-- WHAT IS EXPECTED --
Omit all pictures. Quote the lines from the one with "Transcribe this chart's" through the end of the listing below, exactly as they appear.

-- GIVEN RECORDS --

-------------------------

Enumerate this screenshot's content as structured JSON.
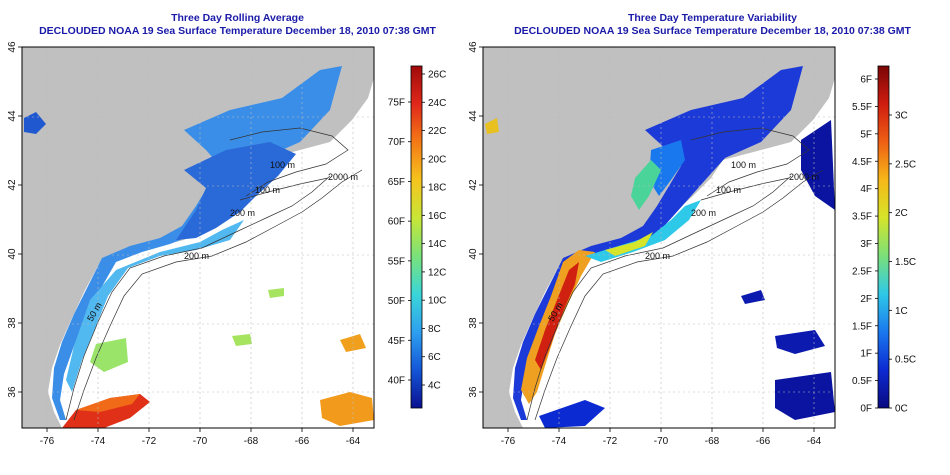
{
  "panels": [
    {
      "title1": "Three Day Rolling Average",
      "title2": "DECLOUDED NOAA 19 Sea Surface Temperature December 18, 2010 07:38 GMT",
      "lon_ticks": [
        "-76",
        "-74",
        "-72",
        "-70",
        "-68",
        "-66",
        "-64"
      ],
      "lat_ticks": [
        "36",
        "38",
        "40",
        "42",
        "44",
        "46"
      ],
      "depth_labels": [
        "100 m",
        "100 m",
        "2000 m",
        "200 m",
        "200 m",
        "50 m"
      ],
      "colorbar": {
        "gradient_colors": [
          "#0a1090",
          "#1456d8",
          "#2ea0f0",
          "#3ad6d8",
          "#7ae27a",
          "#c8e636",
          "#f6c41e",
          "#f47a16",
          "#e0281a",
          "#a00a0a"
        ],
        "right_labels": [
          "26C",
          "24C",
          "22C",
          "20C",
          "18C",
          "16C",
          "14C",
          "12C",
          "10C",
          "8C",
          "6C",
          "4C"
        ],
        "left_labels": [
          "75F",
          "70F",
          "65F",
          "60F",
          "55F",
          "50F",
          "45F",
          "40F"
        ]
      }
    },
    {
      "title1": "Three Day Temperature Variability",
      "title2": "DECLOUDED NOAA 19 Sea Surface Temperature December 18, 2010 07:38 GMT",
      "lon_ticks": [
        "-76",
        "-74",
        "-72",
        "-70",
        "-68",
        "-66",
        "-64"
      ],
      "lat_ticks": [
        "36",
        "38",
        "40",
        "42",
        "44",
        "46"
      ],
      "depth_labels": [
        "100 m",
        "100 m",
        "2000 m",
        "200 m",
        "200 m",
        "50 m"
      ],
      "colorbar": {
        "gradient_colors": [
          "#0a0a80",
          "#0c2ad2",
          "#1a78ee",
          "#2ec8e8",
          "#7ae07a",
          "#d6e42a",
          "#f6b818",
          "#ee6014",
          "#d01c10",
          "#7a0606"
        ],
        "left_labels": [
          "6F",
          "5.5F",
          "5F",
          "4.5F",
          "4F",
          "3.5F",
          "3F",
          "2.5F",
          "2F",
          "1.5F",
          "1F",
          "0.5F",
          "0F"
        ],
        "right_labels": [
          "3C",
          "2.5C",
          "2C",
          "1.5C",
          "1C",
          "0.5C",
          "0C"
        ]
      }
    }
  ],
  "colors": {
    "title": "#1a1aa8",
    "land": "#c0c0c0",
    "ocean_nodata": "#ffffff",
    "contour": "#333333",
    "grid": "#bbbbbb"
  }
}
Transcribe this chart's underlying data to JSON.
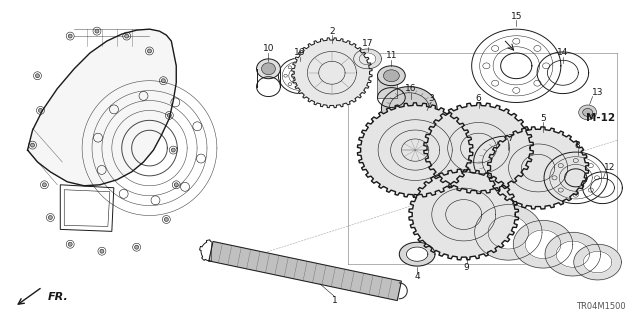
{
  "bg_color": "#ffffff",
  "fig_width": 6.4,
  "fig_height": 3.19,
  "dpi": 100,
  "line_color": "#1a1a1a",
  "gray_fill": "#d8d8d8",
  "light_gray": "#eeeeee",
  "label_fontsize": 6.5,
  "ref_fontsize": 6.0,
  "fr_fontsize": 8.0,
  "part_ref_label": "TR04M1500",
  "fr_label": "FR.",
  "m12_label": "M-12"
}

-------------------------

-- SOLUTION TO THIS TASK --
Transcribe this chart's underlying data to JSON.
{
  "bg_color": "#ffffff",
  "fig_width": 6.4,
  "fig_height": 3.19,
  "dpi": 100,
  "line_color": "#1a1a1a",
  "gray_fill": "#d8d8d8",
  "light_gray": "#eeeeee",
  "label_fontsize": 6.5,
  "ref_fontsize": 6.0,
  "fr_fontsize": 8.0,
  "part_ref_label": "TR04M1500",
  "fr_label": "FR.",
  "m12_label": "M-12"
}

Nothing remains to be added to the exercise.